__Directive__:
Tell how many lines carry the word "ylabel"; the reply is the number and nothing else.

__Data for this exercise__:

..........

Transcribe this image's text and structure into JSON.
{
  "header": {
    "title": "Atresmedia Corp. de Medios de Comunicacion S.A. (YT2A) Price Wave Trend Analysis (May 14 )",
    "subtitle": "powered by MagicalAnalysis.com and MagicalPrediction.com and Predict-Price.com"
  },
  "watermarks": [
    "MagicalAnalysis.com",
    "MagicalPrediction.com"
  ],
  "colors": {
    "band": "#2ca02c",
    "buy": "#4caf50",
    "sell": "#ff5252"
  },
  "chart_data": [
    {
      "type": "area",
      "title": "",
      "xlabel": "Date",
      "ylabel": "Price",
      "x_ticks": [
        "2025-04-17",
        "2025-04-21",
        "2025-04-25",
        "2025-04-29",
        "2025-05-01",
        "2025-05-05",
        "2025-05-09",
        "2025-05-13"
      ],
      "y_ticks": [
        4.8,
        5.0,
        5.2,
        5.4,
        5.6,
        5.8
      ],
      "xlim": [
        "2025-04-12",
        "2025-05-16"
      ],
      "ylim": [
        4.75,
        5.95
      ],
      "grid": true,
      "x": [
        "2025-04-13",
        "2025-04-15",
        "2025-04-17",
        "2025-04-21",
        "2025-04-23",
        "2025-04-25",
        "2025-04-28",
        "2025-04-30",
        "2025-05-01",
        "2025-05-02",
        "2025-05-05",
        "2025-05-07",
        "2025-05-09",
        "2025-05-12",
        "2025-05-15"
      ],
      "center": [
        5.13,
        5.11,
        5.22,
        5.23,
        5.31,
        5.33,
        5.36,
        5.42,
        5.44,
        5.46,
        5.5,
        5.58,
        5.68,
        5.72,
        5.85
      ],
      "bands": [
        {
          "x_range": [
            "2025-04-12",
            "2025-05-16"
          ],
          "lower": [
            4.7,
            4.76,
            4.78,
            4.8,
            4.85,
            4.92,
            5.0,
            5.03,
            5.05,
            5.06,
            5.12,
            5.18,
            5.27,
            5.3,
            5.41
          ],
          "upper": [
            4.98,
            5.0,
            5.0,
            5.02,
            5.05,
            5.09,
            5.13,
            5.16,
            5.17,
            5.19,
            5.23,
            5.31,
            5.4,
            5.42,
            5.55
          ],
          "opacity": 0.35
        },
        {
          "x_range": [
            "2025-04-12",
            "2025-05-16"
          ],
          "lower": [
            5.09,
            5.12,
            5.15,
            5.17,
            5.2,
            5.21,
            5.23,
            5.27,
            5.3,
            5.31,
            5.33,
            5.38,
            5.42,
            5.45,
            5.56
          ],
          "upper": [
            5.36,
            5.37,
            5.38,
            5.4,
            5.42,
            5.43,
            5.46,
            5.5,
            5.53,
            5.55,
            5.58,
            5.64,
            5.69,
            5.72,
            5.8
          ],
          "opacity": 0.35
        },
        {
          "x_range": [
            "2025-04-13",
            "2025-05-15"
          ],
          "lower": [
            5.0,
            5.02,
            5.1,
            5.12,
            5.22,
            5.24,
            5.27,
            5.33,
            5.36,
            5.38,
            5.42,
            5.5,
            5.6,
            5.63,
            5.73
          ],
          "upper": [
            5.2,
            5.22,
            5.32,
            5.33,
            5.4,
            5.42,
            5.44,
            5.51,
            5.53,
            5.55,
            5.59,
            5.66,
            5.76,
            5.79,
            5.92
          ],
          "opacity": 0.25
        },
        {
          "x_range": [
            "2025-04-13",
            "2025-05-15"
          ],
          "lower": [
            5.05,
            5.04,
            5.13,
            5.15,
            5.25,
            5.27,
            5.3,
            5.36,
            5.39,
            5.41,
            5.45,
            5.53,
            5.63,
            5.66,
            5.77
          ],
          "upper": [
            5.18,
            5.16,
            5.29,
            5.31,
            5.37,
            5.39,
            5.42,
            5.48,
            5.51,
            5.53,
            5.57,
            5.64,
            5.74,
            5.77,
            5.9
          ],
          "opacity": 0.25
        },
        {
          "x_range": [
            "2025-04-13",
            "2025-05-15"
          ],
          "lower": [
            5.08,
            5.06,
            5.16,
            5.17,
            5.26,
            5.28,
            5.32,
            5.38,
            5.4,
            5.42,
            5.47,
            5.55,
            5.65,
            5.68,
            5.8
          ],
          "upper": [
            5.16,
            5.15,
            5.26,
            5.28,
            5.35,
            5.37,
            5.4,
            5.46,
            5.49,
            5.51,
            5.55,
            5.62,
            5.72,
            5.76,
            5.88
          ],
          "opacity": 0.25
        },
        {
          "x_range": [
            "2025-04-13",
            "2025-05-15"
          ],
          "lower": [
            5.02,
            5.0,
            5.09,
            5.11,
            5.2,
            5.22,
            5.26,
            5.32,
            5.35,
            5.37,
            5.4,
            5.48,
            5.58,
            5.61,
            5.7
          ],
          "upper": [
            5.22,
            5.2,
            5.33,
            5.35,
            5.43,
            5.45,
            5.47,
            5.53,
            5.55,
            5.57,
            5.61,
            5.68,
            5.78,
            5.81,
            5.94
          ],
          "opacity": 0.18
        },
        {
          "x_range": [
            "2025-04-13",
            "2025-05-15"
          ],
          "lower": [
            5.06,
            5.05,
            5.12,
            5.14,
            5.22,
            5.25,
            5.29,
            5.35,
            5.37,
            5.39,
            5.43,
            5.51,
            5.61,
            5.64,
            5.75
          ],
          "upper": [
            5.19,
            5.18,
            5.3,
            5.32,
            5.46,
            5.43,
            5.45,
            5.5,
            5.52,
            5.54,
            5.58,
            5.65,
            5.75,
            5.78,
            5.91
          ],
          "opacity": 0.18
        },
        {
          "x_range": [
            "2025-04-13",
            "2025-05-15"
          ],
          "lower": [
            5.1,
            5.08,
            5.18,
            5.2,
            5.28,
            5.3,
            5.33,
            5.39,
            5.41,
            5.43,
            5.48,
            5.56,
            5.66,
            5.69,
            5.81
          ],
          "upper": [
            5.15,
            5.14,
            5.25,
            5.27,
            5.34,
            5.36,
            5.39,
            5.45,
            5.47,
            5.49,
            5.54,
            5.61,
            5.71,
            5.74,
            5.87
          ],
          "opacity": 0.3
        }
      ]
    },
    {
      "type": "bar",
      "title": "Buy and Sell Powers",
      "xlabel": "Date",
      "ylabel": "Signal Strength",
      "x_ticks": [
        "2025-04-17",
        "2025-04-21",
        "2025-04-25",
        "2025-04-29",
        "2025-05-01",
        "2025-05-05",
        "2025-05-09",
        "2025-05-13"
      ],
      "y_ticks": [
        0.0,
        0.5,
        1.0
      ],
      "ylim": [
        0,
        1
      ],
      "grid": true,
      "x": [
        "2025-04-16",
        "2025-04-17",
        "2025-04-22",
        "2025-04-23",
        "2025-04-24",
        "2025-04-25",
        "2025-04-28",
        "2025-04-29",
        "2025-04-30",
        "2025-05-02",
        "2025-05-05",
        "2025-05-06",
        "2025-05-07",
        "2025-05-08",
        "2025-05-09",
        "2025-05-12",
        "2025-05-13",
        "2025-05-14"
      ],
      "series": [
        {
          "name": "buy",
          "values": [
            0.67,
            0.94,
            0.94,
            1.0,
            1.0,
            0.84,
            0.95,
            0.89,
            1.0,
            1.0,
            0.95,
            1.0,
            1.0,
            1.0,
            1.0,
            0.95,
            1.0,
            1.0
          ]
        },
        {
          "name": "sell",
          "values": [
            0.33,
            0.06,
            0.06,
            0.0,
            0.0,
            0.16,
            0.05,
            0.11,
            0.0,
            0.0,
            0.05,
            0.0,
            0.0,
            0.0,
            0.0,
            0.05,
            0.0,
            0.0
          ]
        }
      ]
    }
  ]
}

..........

__Answer to the task__:
2